- EXERCISE DESCRIPTION: Print the entries below word for word; the pictures stay out of your copy.

──────────────────────────────

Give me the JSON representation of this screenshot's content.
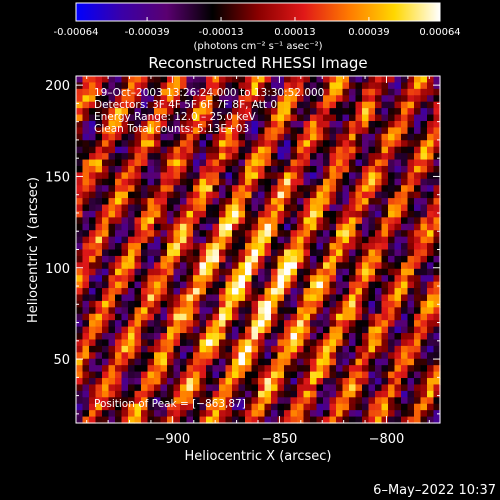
{
  "colorbar": {
    "tick_labels": [
      "-0.00064",
      "-0.00039",
      "-0.00013",
      "0.00013",
      "0.00039",
      "0.00064"
    ],
    "tick_values": [
      -0.00064,
      -0.00039,
      -0.00013,
      0.00013,
      0.00039,
      0.00064
    ],
    "range": [
      -0.00064,
      0.00064
    ],
    "unit_label": "(photons cm⁻² s⁻¹ asec⁻²)",
    "colormap": [
      "#0000ff",
      "#3a00a8",
      "#5a0070",
      "#000000",
      "#8a0000",
      "#e01818",
      "#ff7a00",
      "#ffd700",
      "#ffffff"
    ]
  },
  "chart_data": {
    "type": "heatmap",
    "title": "Reconstructed RHESSI Image",
    "xlabel": "Heliocentric X (arcsec)",
    "ylabel": "Heliocentric Y (arcsec)",
    "xlim": [
      -945,
      -775
    ],
    "ylim": [
      15,
      205
    ],
    "x_ticks": [
      -900,
      -850,
      -800
    ],
    "x_tick_labels": [
      "−900",
      "−850",
      "−800"
    ],
    "y_ticks": [
      50,
      100,
      150,
      200
    ],
    "y_tick_labels": [
      "50",
      "100",
      "150",
      "200"
    ],
    "info_lines": [
      "19–Oct–2003 13:26:24.000 to 13:30:52.000",
      "Detectors: 3F 4F 5F 6F 7F 8F, Att 0",
      "Energy Range: 12.0 – 25.0 keV",
      "Clean     Total counts: 5.13E+03"
    ],
    "peak_label": "Position of Peak = [−863,87]",
    "peak": [
      -863,
      87
    ],
    "grid": false,
    "pattern": "diagonal fringe stripes, bright band near peak"
  },
  "footer": {
    "date": "6–May–2022 10:37"
  }
}
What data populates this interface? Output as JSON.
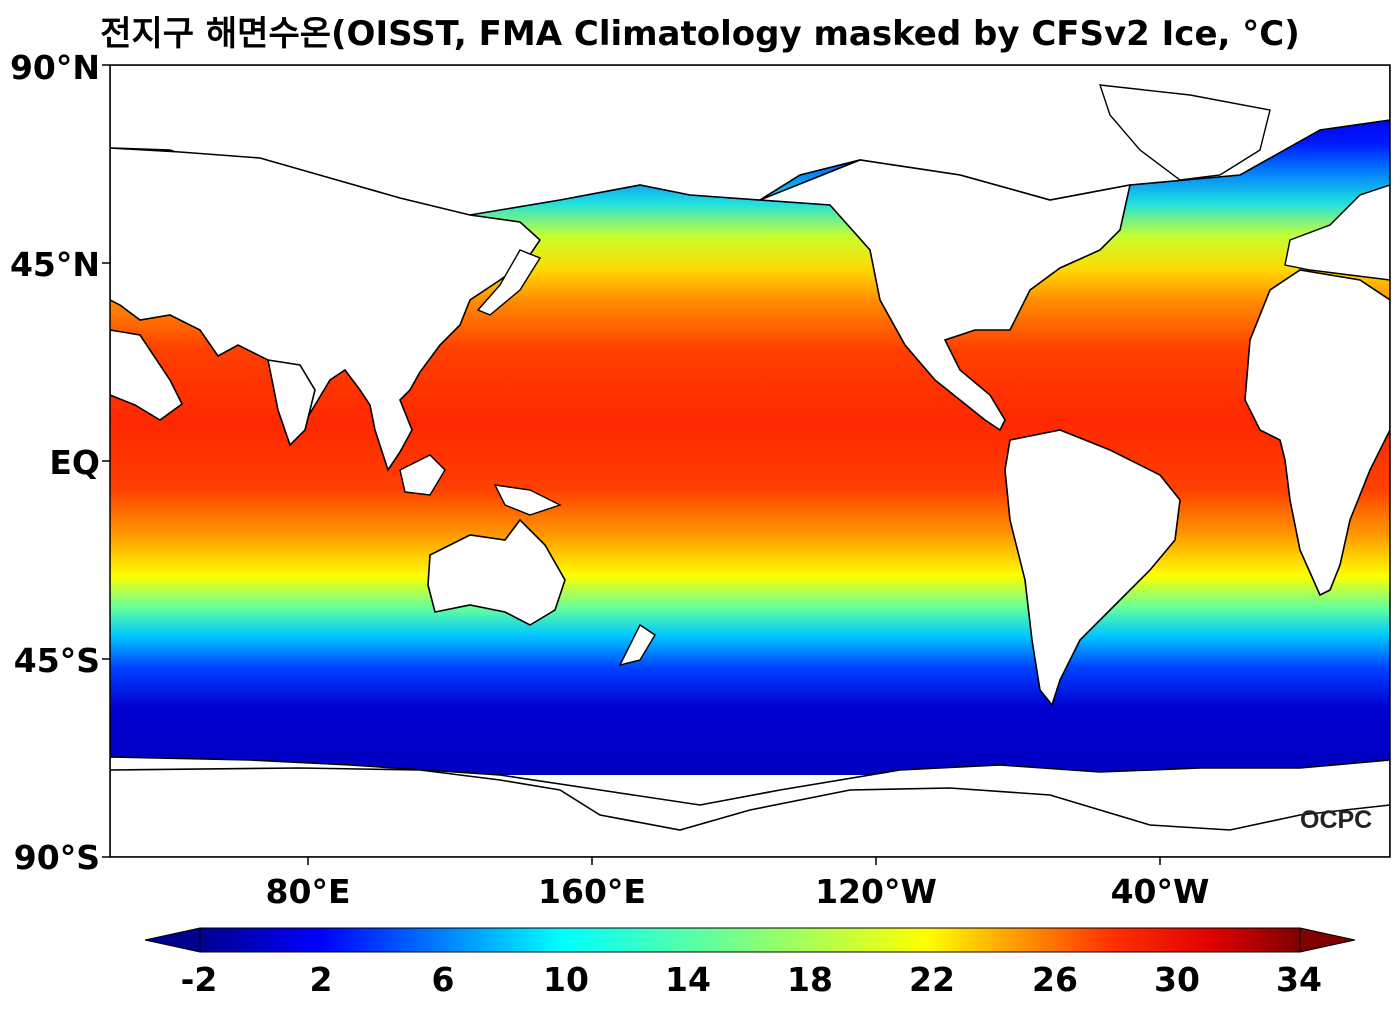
{
  "title": "전지구 해면수온(OISST, FMA Climatology masked by CFSv2 Ice, °C)",
  "lat_labels": [
    "90°N",
    "45°N",
    "EQ",
    "45°S",
    "90°S"
  ],
  "lon_labels": [
    "80°E",
    "160°E",
    "120°W",
    "40°W"
  ],
  "colorbar": {
    "ticks": [
      "-2",
      "2",
      "6",
      "10",
      "14",
      "18",
      "22",
      "26",
      "30",
      "34"
    ],
    "min": -2,
    "max": 34,
    "extend": "both",
    "colors": [
      "#00008f",
      "#0000ff",
      "#0080ff",
      "#00ffff",
      "#80ff80",
      "#ffff00",
      "#ff8000",
      "#ff0000",
      "#800000"
    ]
  },
  "logo": "OCPC",
  "map": {
    "projection": "PlateCarree, central longitude 200°",
    "land_color": "#ffffff",
    "ocean": "sea surface temperature, jet colormap"
  }
}
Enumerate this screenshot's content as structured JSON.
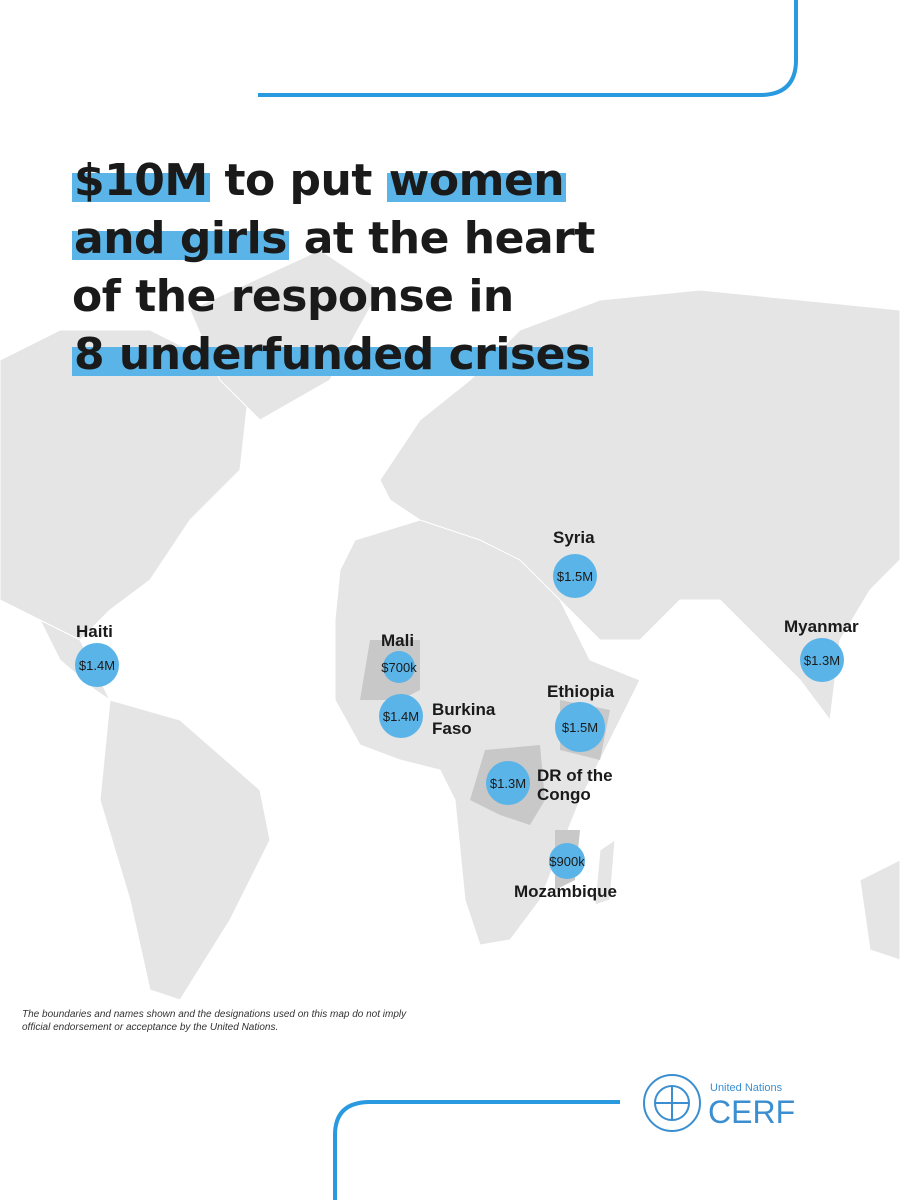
{
  "title": {
    "segments": [
      "$10M",
      "to put",
      "women",
      "and girls",
      "at the heart",
      "of the response in",
      "8 underfunded crises"
    ]
  },
  "crises": [
    {
      "name": "Haiti",
      "amount": "$1.4M"
    },
    {
      "name": "Mali",
      "amount": "$700k"
    },
    {
      "name": "Burkina Faso",
      "amount": "$1.4M"
    },
    {
      "name": "Syria",
      "amount": "$1.5M"
    },
    {
      "name": "Ethiopia",
      "amount": "$1.5M"
    },
    {
      "name": "DR of the Congo",
      "amount": "$1.3M"
    },
    {
      "name": "Mozambique",
      "amount": "$900k"
    },
    {
      "name": "Myanmar",
      "amount": "$1.3M"
    }
  ],
  "disclaimer": "The boundaries and names shown and the designations used on this map do not imply official endorsement or acceptance by the United Nations.",
  "logo": {
    "org": "United Nations",
    "name": "CERF"
  }
}
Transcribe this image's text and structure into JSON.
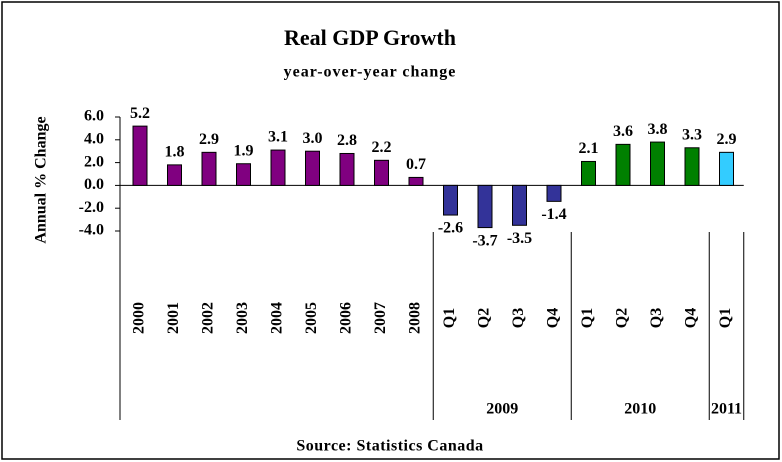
{
  "chart_data": {
    "type": "bar",
    "title": "Real GDP Growth",
    "subtitle": "year-over-year change",
    "y_label": "Annual % Change",
    "source": "Source: Statistics Canada",
    "ylim": [
      -4,
      6
    ],
    "yticks": [
      {
        "value": 6,
        "label": "6.0"
      },
      {
        "value": 4,
        "label": "4.0"
      },
      {
        "value": 2,
        "label": "2.0"
      },
      {
        "value": 0,
        "label": "0.0"
      },
      {
        "value": -2,
        "label": "-2.0"
      },
      {
        "value": -4,
        "label": "-4.0"
      }
    ],
    "groups": [
      {
        "name": null,
        "color": "#800080",
        "categories": [
          "2000",
          "2001",
          "2002",
          "2003",
          "2004",
          "2005",
          "2006",
          "2007",
          "2008"
        ],
        "values": [
          5.2,
          1.8,
          2.9,
          1.9,
          3.1,
          3.0,
          2.8,
          2.2,
          0.7
        ],
        "value_labels": [
          "5.2",
          "1.8",
          "2.9",
          "1.9",
          "3.1",
          "3.0",
          "2.8",
          "2.2",
          "0.7"
        ]
      },
      {
        "name": "2009",
        "color": "#333399",
        "categories": [
          "Q1",
          "Q2",
          "Q3",
          "Q4"
        ],
        "values": [
          -2.6,
          -3.7,
          -3.5,
          -1.4
        ],
        "value_labels": [
          "-2.6",
          "-3.7",
          "-3.5",
          "-1.4"
        ]
      },
      {
        "name": "2010",
        "color": "#008000",
        "categories": [
          "Q1",
          "Q2",
          "Q3",
          "Q4"
        ],
        "values": [
          2.1,
          3.6,
          3.8,
          3.3
        ],
        "value_labels": [
          "2.1",
          "3.6",
          "3.8",
          "3.3"
        ]
      },
      {
        "name": "2011",
        "color": "#33ccff",
        "categories": [
          "Q1"
        ],
        "values": [
          2.9
        ],
        "value_labels": [
          "2.9"
        ]
      }
    ]
  }
}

──────────────────────────────

- SOLUTION FOR THIS PROBLEM:
Give me the JSON representation of this screenshot's content.
{
  "colorbar": {
    "tick_labels": [
      "-0.00064",
      "-0.00039",
      "-0.00013",
      "0.00013",
      "0.00039",
      "0.00064"
    ],
    "tick_values": [
      -0.00064,
      -0.00039,
      -0.00013,
      0.00013,
      0.00039,
      0.00064
    ],
    "range": [
      -0.00064,
      0.00064
    ],
    "unit_label": "(photons cm⁻² s⁻¹ asec⁻²)",
    "colormap": [
      "#0000ff",
      "#3a00a8",
      "#5a0070",
      "#000000",
      "#8a0000",
      "#e01818",
      "#ff7a00",
      "#ffd700",
      "#ffffff"
    ]
  },
  "chart_data": {
    "type": "heatmap",
    "title": "Reconstructed RHESSI Image",
    "xlabel": "Heliocentric X (arcsec)",
    "ylabel": "Heliocentric Y (arcsec)",
    "xlim": [
      -945,
      -775
    ],
    "ylim": [
      15,
      205
    ],
    "x_ticks": [
      -900,
      -850,
      -800
    ],
    "x_tick_labels": [
      "−900",
      "−850",
      "−800"
    ],
    "y_ticks": [
      50,
      100,
      150,
      200
    ],
    "y_tick_labels": [
      "50",
      "100",
      "150",
      "200"
    ],
    "info_lines": [
      "19–Oct–2003 13:26:24.000 to 13:30:52.000",
      "Detectors: 3F 4F 5F 6F 7F 8F, Att 0",
      "Energy Range: 12.0 – 25.0 keV",
      "Clean     Total counts: 5.13E+03"
    ],
    "peak_label": "Position of Peak = [−863,87]",
    "peak": [
      -863,
      87
    ],
    "grid": false,
    "pattern": "diagonal fringe stripes, bright band near peak"
  },
  "footer": {
    "date": "6–May–2022 10:37"
  }
}
What data populates this interface? Output as JSON.
{
  "title": "전지구 해면수온(OISST, FMA Climatology masked by CFSv2 Ice, °C)",
  "lat_labels": [
    "90°N",
    "45°N",
    "EQ",
    "45°S",
    "90°S"
  ],
  "lon_labels": [
    "80°E",
    "160°E",
    "120°W",
    "40°W"
  ],
  "colorbar": {
    "ticks": [
      "-2",
      "2",
      "6",
      "10",
      "14",
      "18",
      "22",
      "26",
      "30",
      "34"
    ],
    "min": -2,
    "max": 34,
    "extend": "both",
    "colors": [
      "#00008f",
      "#0000ff",
      "#0080ff",
      "#00ffff",
      "#80ff80",
      "#ffff00",
      "#ff8000",
      "#ff0000",
      "#800000"
    ]
  },
  "logo": "OCPC",
  "map": {
    "projection": "PlateCarree, central longitude 200°",
    "land_color": "#ffffff",
    "ocean": "sea surface temperature, jet colormap"
  }
}
Enumerate this screenshot's content as structured JSON.
{
  "title": {
    "segments": [
      "$10M",
      "to put",
      "women",
      "and girls",
      "at the heart",
      "of the response in",
      "8 underfunded crises"
    ]
  },
  "crises": [
    {
      "name": "Haiti",
      "amount": "$1.4M"
    },
    {
      "name": "Mali",
      "amount": "$700k"
    },
    {
      "name": "Burkina Faso",
      "amount": "$1.4M"
    },
    {
      "name": "Syria",
      "amount": "$1.5M"
    },
    {
      "name": "Ethiopia",
      "amount": "$1.5M"
    },
    {
      "name": "DR of the Congo",
      "amount": "$1.3M"
    },
    {
      "name": "Mozambique",
      "amount": "$900k"
    },
    {
      "name": "Myanmar",
      "amount": "$1.3M"
    }
  ],
  "disclaimer": "The boundaries and names shown and the designations used on this map do not imply official endorsement or acceptance by the United Nations.",
  "logo": {
    "org": "United Nations",
    "name": "CERF"
  }
}
Transcribe this image's text and structure into JSON.
{
  "chart_data": {
    "type": "bar",
    "title": "Real GDP Growth",
    "subtitle": "year-over-year change",
    "y_label": "Annual % Change",
    "source": "Source: Statistics Canada",
    "ylim": [
      -4,
      6
    ],
    "yticks": [
      {
        "value": 6,
        "label": "6.0"
      },
      {
        "value": 4,
        "label": "4.0"
      },
      {
        "value": 2,
        "label": "2.0"
      },
      {
        "value": 0,
        "label": "0.0"
      },
      {
        "value": -2,
        "label": "-2.0"
      },
      {
        "value": -4,
        "label": "-4.0"
      }
    ],
    "groups": [
      {
        "name": null,
        "color": "#800080",
        "categories": [
          "2000",
          "2001",
          "2002",
          "2003",
          "2004",
          "2005",
          "2006",
          "2007",
          "2008"
        ],
        "values": [
          5.2,
          1.8,
          2.9,
          1.9,
          3.1,
          3.0,
          2.8,
          2.2,
          0.7
        ],
        "value_labels": [
          "5.2",
          "1.8",
          "2.9",
          "1.9",
          "3.1",
          "3.0",
          "2.8",
          "2.2",
          "0.7"
        ]
      },
      {
        "name": "2009",
        "color": "#333399",
        "categories": [
          "Q1",
          "Q2",
          "Q3",
          "Q4"
        ],
        "values": [
          -2.6,
          -3.7,
          -3.5,
          -1.4
        ],
        "value_labels": [
          "-2.6",
          "-3.7",
          "-3.5",
          "-1.4"
        ]
      },
      {
        "name": "2010",
        "color": "#008000",
        "categories": [
          "Q1",
          "Q2",
          "Q3",
          "Q4"
        ],
        "values": [
          2.1,
          3.6,
          3.8,
          3.3
        ],
        "value_labels": [
          "2.1",
          "3.6",
          "3.8",
          "3.3"
        ]
      },
      {
        "name": "2011",
        "color": "#33ccff",
        "categories": [
          "Q1"
        ],
        "values": [
          2.9
        ],
        "value_labels": [
          "2.9"
        ]
      }
    ]
  }
}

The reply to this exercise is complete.